— Start of Information shown —

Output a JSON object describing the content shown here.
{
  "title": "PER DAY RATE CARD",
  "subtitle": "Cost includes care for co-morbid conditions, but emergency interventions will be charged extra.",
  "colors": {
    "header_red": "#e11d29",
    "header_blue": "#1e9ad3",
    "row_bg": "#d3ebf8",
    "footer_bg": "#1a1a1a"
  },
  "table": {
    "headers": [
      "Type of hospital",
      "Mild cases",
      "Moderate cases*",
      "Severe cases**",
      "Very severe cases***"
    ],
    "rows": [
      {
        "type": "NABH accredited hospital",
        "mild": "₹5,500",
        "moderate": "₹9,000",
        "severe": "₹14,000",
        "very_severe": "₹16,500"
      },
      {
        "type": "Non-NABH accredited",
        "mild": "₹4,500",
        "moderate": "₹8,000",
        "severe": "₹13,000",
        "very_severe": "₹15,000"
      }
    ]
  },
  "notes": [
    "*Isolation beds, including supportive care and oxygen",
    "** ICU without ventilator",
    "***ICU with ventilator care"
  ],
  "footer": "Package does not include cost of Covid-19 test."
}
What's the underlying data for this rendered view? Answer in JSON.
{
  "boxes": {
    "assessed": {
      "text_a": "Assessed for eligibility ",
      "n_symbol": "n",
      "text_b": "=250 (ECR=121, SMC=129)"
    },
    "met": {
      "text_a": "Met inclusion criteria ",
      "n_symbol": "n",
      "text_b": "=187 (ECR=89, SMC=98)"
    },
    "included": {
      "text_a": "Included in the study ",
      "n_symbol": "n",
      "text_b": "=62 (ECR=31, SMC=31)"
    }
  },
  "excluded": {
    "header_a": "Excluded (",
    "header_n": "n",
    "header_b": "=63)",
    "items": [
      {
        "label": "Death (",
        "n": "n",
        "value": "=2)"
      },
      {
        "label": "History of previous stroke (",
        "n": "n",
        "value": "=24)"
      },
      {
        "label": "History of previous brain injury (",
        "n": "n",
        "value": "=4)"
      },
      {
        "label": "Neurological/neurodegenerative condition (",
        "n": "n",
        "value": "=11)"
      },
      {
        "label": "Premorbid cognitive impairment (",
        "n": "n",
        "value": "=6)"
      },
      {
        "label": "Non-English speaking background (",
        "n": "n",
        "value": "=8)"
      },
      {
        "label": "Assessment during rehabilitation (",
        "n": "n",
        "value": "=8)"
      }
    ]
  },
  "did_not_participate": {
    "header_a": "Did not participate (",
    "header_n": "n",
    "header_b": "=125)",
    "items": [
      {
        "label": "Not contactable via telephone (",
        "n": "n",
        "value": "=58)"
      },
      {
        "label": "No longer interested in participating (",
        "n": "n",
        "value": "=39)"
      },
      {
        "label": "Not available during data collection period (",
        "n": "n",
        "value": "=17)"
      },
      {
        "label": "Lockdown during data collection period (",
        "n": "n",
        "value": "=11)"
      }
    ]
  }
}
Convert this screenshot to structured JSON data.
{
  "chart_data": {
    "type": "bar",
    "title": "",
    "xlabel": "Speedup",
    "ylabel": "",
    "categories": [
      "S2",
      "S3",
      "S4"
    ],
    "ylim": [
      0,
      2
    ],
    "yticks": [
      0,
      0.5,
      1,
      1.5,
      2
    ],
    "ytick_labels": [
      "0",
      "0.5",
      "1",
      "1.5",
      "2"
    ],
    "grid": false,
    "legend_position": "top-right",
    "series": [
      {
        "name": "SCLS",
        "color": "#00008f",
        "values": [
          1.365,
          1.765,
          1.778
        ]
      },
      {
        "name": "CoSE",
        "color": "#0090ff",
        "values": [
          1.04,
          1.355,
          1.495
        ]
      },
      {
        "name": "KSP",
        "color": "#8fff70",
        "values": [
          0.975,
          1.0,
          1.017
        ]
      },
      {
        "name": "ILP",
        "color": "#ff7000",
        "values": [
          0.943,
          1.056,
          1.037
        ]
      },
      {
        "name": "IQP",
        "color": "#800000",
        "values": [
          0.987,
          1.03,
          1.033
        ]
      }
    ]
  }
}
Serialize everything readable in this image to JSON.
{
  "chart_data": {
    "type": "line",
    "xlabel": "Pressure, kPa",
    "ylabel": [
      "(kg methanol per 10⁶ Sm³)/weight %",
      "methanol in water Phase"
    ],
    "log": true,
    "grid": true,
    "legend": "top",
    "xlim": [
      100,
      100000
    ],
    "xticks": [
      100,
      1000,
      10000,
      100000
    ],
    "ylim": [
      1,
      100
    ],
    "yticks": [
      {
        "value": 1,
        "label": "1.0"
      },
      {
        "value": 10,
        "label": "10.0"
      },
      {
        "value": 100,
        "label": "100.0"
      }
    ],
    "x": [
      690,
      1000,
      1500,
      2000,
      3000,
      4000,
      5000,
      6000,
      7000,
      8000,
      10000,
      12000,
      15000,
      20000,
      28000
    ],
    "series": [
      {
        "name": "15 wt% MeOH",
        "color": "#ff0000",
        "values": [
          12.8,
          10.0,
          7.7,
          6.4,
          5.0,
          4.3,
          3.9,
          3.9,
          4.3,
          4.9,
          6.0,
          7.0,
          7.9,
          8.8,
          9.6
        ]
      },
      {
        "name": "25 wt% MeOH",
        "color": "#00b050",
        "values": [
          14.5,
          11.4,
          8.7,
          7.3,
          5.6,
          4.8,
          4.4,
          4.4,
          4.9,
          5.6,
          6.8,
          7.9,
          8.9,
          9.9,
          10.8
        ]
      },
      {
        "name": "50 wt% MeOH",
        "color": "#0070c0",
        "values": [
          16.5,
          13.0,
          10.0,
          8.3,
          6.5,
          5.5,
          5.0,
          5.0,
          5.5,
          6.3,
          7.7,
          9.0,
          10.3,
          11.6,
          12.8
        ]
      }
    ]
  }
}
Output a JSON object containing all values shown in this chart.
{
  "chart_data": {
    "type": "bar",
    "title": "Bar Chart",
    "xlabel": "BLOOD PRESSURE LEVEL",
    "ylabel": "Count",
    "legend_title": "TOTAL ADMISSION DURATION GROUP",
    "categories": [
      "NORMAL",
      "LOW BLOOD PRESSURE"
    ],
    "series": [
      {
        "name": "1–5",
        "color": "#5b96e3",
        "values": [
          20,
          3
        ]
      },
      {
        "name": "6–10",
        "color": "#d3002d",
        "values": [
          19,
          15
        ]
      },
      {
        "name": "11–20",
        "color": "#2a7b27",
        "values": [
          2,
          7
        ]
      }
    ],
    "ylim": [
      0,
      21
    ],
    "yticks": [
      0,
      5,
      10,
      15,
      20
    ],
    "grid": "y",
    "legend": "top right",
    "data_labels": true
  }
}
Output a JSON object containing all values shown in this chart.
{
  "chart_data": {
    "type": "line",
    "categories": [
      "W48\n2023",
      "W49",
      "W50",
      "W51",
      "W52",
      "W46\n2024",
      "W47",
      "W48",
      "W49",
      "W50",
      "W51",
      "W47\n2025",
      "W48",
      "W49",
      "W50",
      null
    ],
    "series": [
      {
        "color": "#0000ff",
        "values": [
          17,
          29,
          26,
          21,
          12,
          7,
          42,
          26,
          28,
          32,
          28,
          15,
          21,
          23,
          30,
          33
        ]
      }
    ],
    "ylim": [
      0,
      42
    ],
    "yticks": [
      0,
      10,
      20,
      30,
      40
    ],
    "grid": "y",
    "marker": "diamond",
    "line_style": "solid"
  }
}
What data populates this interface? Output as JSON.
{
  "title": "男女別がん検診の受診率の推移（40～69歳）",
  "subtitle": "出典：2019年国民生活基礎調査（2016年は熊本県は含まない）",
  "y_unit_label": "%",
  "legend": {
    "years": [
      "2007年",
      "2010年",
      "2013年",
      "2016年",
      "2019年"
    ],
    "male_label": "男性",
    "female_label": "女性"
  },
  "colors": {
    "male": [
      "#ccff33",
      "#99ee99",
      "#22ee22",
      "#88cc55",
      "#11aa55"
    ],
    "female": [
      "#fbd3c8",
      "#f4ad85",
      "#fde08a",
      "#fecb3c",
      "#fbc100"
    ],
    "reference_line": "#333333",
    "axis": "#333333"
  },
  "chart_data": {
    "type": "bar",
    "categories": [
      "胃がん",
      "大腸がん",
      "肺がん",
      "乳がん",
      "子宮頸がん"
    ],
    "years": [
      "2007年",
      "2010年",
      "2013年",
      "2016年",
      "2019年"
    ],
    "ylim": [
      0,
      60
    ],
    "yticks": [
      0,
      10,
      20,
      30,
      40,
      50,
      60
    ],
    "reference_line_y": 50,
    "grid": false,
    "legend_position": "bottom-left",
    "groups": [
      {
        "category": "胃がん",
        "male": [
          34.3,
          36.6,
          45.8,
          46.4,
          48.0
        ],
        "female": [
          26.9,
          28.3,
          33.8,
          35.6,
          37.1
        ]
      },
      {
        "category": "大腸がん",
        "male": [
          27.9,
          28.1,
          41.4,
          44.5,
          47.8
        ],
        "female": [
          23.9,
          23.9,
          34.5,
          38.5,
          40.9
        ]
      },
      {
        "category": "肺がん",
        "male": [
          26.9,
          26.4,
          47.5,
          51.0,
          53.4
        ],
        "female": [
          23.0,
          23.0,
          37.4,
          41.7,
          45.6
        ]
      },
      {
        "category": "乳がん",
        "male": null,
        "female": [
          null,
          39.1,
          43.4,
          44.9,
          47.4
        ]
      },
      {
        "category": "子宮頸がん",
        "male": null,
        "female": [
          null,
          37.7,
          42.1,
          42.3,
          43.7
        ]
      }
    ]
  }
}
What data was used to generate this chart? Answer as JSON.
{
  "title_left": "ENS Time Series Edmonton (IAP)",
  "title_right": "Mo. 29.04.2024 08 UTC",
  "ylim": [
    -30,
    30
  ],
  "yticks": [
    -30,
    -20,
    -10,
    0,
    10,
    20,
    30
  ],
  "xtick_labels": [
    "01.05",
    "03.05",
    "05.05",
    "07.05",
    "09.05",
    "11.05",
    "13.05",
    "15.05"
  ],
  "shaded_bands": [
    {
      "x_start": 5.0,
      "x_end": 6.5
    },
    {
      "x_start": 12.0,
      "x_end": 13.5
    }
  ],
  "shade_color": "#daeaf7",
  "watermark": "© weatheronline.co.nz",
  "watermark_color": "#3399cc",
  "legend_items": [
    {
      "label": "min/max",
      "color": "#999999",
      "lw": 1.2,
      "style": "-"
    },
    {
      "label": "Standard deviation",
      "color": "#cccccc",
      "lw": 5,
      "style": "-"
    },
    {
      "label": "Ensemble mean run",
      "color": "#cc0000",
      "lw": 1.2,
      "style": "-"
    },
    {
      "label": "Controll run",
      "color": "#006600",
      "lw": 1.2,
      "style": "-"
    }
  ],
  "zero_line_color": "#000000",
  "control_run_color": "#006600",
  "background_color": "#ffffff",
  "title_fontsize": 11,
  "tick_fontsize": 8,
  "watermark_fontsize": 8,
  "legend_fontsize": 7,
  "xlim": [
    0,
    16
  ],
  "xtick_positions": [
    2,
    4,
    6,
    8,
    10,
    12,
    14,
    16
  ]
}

— End of Information shown —

Lines that hold the word "during" are the ones to return, every one of them.

        "label": "Assessment during rehabilitation (",
        "label": "Not available during data collection period (",
        "label": "Lockdown during data collection period (",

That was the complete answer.